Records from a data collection
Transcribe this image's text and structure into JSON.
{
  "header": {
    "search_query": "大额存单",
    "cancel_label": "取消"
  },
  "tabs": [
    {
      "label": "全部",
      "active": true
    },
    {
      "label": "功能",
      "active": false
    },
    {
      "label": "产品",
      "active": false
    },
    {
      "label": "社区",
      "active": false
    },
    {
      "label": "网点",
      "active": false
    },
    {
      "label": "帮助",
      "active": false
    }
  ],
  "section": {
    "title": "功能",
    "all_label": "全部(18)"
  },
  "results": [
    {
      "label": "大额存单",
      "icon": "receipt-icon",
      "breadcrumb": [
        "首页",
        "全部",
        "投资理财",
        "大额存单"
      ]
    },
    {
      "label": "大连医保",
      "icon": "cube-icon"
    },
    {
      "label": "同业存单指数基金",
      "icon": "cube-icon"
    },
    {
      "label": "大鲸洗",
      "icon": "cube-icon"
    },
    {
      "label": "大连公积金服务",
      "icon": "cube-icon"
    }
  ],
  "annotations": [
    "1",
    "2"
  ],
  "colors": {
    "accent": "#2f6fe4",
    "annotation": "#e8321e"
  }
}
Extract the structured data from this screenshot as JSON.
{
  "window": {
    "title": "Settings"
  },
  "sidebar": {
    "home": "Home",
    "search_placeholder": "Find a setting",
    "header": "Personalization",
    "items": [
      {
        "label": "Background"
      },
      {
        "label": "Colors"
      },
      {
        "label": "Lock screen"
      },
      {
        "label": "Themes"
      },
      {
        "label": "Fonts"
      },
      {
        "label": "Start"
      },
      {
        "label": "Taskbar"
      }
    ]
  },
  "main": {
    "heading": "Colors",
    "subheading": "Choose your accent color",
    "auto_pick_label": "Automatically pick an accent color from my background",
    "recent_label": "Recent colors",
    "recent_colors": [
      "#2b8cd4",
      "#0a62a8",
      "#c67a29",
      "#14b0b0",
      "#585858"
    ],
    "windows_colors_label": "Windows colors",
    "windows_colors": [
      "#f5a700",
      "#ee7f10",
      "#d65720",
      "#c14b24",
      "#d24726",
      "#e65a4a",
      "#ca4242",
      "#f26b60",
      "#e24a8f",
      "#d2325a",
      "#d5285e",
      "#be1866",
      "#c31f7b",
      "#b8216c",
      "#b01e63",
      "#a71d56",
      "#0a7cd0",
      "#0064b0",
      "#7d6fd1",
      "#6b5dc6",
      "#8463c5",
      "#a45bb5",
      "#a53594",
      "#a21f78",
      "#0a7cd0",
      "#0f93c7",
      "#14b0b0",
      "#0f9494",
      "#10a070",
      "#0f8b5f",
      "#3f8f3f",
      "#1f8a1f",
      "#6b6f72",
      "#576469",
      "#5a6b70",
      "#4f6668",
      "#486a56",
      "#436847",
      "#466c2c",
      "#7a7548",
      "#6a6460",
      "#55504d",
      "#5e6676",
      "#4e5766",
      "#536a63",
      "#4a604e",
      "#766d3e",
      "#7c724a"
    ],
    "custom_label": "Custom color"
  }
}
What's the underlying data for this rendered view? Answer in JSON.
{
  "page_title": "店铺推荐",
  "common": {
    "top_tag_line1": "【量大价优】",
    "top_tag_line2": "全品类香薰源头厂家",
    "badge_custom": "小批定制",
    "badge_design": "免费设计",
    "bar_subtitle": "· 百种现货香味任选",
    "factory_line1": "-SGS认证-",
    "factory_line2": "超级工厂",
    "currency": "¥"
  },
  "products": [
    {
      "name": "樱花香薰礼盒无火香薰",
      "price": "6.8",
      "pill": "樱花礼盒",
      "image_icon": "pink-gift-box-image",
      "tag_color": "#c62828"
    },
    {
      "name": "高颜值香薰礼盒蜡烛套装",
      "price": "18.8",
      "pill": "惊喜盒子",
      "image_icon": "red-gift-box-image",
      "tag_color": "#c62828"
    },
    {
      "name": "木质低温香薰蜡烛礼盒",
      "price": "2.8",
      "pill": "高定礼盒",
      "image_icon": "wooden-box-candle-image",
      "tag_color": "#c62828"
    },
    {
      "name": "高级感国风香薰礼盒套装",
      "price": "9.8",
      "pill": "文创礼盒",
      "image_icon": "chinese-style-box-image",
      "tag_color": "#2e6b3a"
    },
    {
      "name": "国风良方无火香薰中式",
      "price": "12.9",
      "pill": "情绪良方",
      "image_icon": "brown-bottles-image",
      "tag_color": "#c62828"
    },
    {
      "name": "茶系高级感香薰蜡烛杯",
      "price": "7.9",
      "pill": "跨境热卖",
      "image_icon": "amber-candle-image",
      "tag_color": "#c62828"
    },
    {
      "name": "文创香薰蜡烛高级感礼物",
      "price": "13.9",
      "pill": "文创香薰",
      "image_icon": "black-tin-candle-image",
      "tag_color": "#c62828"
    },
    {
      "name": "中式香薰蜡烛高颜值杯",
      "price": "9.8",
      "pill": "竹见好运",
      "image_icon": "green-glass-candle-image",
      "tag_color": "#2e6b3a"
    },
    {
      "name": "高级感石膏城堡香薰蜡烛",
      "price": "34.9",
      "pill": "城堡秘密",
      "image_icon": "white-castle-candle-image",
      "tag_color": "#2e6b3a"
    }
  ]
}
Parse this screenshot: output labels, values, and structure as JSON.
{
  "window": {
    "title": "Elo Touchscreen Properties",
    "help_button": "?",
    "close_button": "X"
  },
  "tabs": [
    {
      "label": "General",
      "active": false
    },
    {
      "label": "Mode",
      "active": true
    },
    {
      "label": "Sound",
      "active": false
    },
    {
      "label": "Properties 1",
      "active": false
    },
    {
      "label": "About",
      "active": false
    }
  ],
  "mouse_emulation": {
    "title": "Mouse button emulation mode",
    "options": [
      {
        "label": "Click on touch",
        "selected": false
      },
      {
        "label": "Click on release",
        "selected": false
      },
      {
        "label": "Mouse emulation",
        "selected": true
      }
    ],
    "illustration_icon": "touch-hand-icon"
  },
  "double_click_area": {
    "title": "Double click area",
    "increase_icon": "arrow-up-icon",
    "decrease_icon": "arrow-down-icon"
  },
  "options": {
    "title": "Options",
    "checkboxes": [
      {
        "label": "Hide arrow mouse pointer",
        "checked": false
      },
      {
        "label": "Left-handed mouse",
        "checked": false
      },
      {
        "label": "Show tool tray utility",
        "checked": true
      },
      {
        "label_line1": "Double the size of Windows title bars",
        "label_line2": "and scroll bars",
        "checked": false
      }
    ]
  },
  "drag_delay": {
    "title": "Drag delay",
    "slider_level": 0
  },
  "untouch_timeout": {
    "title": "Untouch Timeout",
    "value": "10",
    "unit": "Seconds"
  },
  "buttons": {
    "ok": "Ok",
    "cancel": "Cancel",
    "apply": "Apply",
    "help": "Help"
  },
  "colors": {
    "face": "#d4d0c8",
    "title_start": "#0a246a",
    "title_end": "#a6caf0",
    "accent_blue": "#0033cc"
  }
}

TASK REQUIREMENTS
Repeat the data above exactly.

TASK RESULT
Transcribe this image's text and structure into JSON.
{
  "header": {
    "search_query": "大额存单",
    "cancel_label": "取消"
  },
  "tabs": [
    {
      "label": "全部",
      "active": true
    },
    {
      "label": "功能",
      "active": false
    },
    {
      "label": "产品",
      "active": false
    },
    {
      "label": "社区",
      "active": false
    },
    {
      "label": "网点",
      "active": false
    },
    {
      "label": "帮助",
      "active": false
    }
  ],
  "section": {
    "title": "功能",
    "all_label": "全部(18)"
  },
  "results": [
    {
      "label": "大额存单",
      "icon": "receipt-icon",
      "breadcrumb": [
        "首页",
        "全部",
        "投资理财",
        "大额存单"
      ]
    },
    {
      "label": "大连医保",
      "icon": "cube-icon"
    },
    {
      "label": "同业存单指数基金",
      "icon": "cube-icon"
    },
    {
      "label": "大鲸洗",
      "icon": "cube-icon"
    },
    {
      "label": "大连公积金服务",
      "icon": "cube-icon"
    }
  ],
  "annotations": [
    "1",
    "2"
  ],
  "colors": {
    "accent": "#2f6fe4",
    "annotation": "#e8321e"
  }
}
Extract the structured data from this screenshot as JSON.
{
  "window": {
    "title": "Settings"
  },
  "sidebar": {
    "home": "Home",
    "search_placeholder": "Find a setting",
    "header": "Personalization",
    "items": [
      {
        "label": "Background"
      },
      {
        "label": "Colors"
      },
      {
        "label": "Lock screen"
      },
      {
        "label": "Themes"
      },
      {
        "label": "Fonts"
      },
      {
        "label": "Start"
      },
      {
        "label": "Taskbar"
      }
    ]
  },
  "main": {
    "heading": "Colors",
    "subheading": "Choose your accent color",
    "auto_pick_label": "Automatically pick an accent color from my background",
    "recent_label": "Recent colors",
    "recent_colors": [
      "#2b8cd4",
      "#0a62a8",
      "#c67a29",
      "#14b0b0",
      "#585858"
    ],
    "windows_colors_label": "Windows colors",
    "windows_colors": [
      "#f5a700",
      "#ee7f10",
      "#d65720",
      "#c14b24",
      "#d24726",
      "#e65a4a",
      "#ca4242",
      "#f26b60",
      "#e24a8f",
      "#d2325a",
      "#d5285e",
      "#be1866",
      "#c31f7b",
      "#b8216c",
      "#b01e63",
      "#a71d56",
      "#0a7cd0",
      "#0064b0",
      "#7d6fd1",
      "#6b5dc6",
      "#8463c5",
      "#a45bb5",
      "#a53594",
      "#a21f78",
      "#0a7cd0",
      "#0f93c7",
      "#14b0b0",
      "#0f9494",
      "#10a070",
      "#0f8b5f",
      "#3f8f3f",
      "#1f8a1f",
      "#6b6f72",
      "#576469",
      "#5a6b70",
      "#4f6668",
      "#486a56",
      "#436847",
      "#466c2c",
      "#7a7548",
      "#6a6460",
      "#55504d",
      "#5e6676",
      "#4e5766",
      "#536a63",
      "#4a604e",
      "#766d3e",
      "#7c724a"
    ],
    "custom_label": "Custom color"
  }
}
What's the underlying data for this rendered view? Answer in JSON.
{
  "page_title": "店铺推荐",
  "common": {
    "top_tag_line1": "【量大价优】",
    "top_tag_line2": "全品类香薰源头厂家",
    "badge_custom": "小批定制",
    "badge_design": "免费设计",
    "bar_subtitle": "· 百种现货香味任选",
    "factory_line1": "-SGS认证-",
    "factory_line2": "超级工厂",
    "currency": "¥"
  },
  "products": [
    {
      "name": "樱花香薰礼盒无火香薰",
      "price": "6.8",
      "pill": "樱花礼盒",
      "image_icon": "pink-gift-box-image",
      "tag_color": "#c62828"
    },
    {
      "name": "高颜值香薰礼盒蜡烛套装",
      "price": "18.8",
      "pill": "惊喜盒子",
      "image_icon": "red-gift-box-image",
      "tag_color": "#c62828"
    },
    {
      "name": "木质低温香薰蜡烛礼盒",
      "price": "2.8",
      "pill": "高定礼盒",
      "image_icon": "wooden-box-candle-image",
      "tag_color": "#c62828"
    },
    {
      "name": "高级感国风香薰礼盒套装",
      "price": "9.8",
      "pill": "文创礼盒",
      "image_icon": "chinese-style-box-image",
      "tag_color": "#2e6b3a"
    },
    {
      "name": "国风良方无火香薰中式",
      "price": "12.9",
      "pill": "情绪良方",
      "image_icon": "brown-bottles-image",
      "tag_color": "#c62828"
    },
    {
      "name": "茶系高级感香薰蜡烛杯",
      "price": "7.9",
      "pill": "跨境热卖",
      "image_icon": "amber-candle-image",
      "tag_color": "#c62828"
    },
    {
      "name": "文创香薰蜡烛高级感礼物",
      "price": "13.9",
      "pill": "文创香薰",
      "image_icon": "black-tin-candle-image",
      "tag_color": "#c62828"
    },
    {
      "name": "中式香薰蜡烛高颜值杯",
      "price": "9.8",
      "pill": "竹见好运",
      "image_icon": "green-glass-candle-image",
      "tag_color": "#2e6b3a"
    },
    {
      "name": "高级感石膏城堡香薰蜡烛",
      "price": "34.9",
      "pill": "城堡秘密",
      "image_icon": "white-castle-candle-image",
      "tag_color": "#2e6b3a"
    }
  ]
}
Parse this screenshot: output labels, values, and structure as JSON.
{
  "window": {
    "title": "Elo Touchscreen Properties",
    "help_button": "?",
    "close_button": "X"
  },
  "tabs": [
    {
      "label": "General",
      "active": false
    },
    {
      "label": "Mode",
      "active": true
    },
    {
      "label": "Sound",
      "active": false
    },
    {
      "label": "Properties 1",
      "active": false
    },
    {
      "label": "About",
      "active": false
    }
  ],
  "mouse_emulation": {
    "title": "Mouse button emulation mode",
    "options": [
      {
        "label": "Click on touch",
        "selected": false
      },
      {
        "label": "Click on release",
        "selected": false
      },
      {
        "label": "Mouse emulation",
        "selected": true
      }
    ],
    "illustration_icon": "touch-hand-icon"
  },
  "double_click_area": {
    "title": "Double click area",
    "increase_icon": "arrow-up-icon",
    "decrease_icon": "arrow-down-icon"
  },
  "options": {
    "title": "Options",
    "checkboxes": [
      {
        "label": "Hide arrow mouse pointer",
        "checked": false
      },
      {
        "label": "Left-handed mouse",
        "checked": false
      },
      {
        "label": "Show tool tray utility",
        "checked": true
      },
      {
        "label_line1": "Double the size of Windows title bars",
        "label_line2": "and scroll bars",
        "checked": false
      }
    ]
  },
  "drag_delay": {
    "title": "Drag delay",
    "slider_level": 0
  },
  "untouch_timeout": {
    "title": "Untouch Timeout",
    "value": "10",
    "unit": "Seconds"
  },
  "buttons": {
    "ok": "Ok",
    "cancel": "Cancel",
    "apply": "Apply",
    "help": "Help"
  },
  "colors": {
    "face": "#d4d0c8",
    "title_start": "#0a246a",
    "title_end": "#a6caf0",
    "accent_blue": "#0033cc"
  }
}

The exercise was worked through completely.